■ Short exercise
Take every line from the listing below that contains "Carolo".

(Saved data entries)
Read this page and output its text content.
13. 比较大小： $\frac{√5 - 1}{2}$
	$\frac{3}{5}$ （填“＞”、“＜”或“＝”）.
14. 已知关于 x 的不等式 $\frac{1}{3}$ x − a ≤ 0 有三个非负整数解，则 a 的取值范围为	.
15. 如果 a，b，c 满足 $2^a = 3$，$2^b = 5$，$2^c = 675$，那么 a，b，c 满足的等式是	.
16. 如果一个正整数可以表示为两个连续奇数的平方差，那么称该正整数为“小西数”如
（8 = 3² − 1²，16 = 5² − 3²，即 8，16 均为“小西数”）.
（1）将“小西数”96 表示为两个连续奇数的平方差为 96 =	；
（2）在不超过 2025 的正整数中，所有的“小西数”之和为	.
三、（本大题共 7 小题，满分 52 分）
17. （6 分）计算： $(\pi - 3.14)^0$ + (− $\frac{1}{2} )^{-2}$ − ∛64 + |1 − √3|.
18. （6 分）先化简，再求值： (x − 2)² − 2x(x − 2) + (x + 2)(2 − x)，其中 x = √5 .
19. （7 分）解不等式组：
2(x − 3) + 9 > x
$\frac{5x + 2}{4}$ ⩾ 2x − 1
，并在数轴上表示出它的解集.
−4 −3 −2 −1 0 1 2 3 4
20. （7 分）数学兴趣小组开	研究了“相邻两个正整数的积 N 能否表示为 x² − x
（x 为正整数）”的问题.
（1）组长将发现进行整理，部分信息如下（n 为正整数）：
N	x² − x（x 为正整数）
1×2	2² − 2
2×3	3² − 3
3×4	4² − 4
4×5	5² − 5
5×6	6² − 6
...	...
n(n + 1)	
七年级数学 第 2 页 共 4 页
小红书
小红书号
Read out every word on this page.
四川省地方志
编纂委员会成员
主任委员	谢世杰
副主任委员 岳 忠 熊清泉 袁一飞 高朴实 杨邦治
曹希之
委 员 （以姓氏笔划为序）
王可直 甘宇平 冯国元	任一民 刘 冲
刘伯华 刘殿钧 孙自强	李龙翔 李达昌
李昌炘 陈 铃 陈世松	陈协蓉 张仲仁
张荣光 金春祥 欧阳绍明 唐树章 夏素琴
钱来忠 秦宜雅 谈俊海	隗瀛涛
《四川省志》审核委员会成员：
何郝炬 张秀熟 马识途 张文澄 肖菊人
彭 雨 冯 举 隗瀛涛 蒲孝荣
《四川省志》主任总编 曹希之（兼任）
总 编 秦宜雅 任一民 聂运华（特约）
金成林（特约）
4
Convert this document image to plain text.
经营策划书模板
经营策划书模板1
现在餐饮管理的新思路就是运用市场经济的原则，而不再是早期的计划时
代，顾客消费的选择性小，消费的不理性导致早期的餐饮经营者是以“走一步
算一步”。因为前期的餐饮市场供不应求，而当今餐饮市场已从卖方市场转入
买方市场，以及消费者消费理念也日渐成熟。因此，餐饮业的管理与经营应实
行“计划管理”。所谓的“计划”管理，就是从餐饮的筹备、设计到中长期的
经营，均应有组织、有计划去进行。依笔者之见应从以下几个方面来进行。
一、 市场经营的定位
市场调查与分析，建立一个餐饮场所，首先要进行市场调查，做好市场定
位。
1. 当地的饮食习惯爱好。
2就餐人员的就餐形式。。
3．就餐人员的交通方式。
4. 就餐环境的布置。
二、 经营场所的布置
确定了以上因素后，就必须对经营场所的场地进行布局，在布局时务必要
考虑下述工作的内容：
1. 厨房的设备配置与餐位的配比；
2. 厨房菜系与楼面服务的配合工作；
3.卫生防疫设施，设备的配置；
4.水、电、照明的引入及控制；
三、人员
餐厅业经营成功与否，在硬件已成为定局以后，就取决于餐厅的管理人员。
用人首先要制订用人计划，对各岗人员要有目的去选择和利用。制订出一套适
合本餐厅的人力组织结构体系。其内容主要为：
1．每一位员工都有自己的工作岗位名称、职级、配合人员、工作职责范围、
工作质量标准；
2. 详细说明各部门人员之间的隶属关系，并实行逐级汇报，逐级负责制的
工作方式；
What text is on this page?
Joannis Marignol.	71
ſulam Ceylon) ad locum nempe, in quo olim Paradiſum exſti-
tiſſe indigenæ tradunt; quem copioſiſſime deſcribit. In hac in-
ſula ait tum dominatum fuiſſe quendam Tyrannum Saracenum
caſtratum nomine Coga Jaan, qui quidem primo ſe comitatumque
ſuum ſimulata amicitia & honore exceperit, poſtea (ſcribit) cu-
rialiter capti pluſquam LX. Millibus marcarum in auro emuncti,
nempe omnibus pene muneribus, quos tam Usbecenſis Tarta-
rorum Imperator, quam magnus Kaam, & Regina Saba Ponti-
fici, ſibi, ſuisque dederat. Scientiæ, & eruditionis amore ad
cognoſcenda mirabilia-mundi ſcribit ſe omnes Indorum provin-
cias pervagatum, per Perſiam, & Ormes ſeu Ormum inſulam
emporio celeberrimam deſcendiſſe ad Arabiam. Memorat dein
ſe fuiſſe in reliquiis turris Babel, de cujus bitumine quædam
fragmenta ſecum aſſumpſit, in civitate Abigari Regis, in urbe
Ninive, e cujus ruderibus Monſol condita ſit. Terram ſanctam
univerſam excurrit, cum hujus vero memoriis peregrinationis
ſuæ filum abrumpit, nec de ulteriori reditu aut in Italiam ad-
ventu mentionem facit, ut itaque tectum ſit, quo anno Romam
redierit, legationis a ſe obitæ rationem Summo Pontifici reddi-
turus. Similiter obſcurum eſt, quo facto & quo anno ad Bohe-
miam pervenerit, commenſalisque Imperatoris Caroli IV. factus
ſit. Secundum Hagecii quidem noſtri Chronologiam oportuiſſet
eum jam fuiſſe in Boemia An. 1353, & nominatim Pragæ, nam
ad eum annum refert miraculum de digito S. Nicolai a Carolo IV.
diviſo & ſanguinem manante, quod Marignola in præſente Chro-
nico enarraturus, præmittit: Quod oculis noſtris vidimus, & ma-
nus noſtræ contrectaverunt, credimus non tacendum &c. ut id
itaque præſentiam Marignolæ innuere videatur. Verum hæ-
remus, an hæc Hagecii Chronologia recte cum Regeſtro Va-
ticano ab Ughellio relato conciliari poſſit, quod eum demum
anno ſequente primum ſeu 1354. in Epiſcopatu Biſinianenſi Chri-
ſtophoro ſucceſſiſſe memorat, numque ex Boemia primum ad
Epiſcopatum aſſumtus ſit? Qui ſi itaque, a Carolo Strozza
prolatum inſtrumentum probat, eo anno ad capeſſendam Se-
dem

■ Task result
ad eum annum refert miraculum de digito S. Nicolai a Carolo IV.
Epiſcopatum aſſumtus ſit? Qui ſi itaque, a Carolo Strozza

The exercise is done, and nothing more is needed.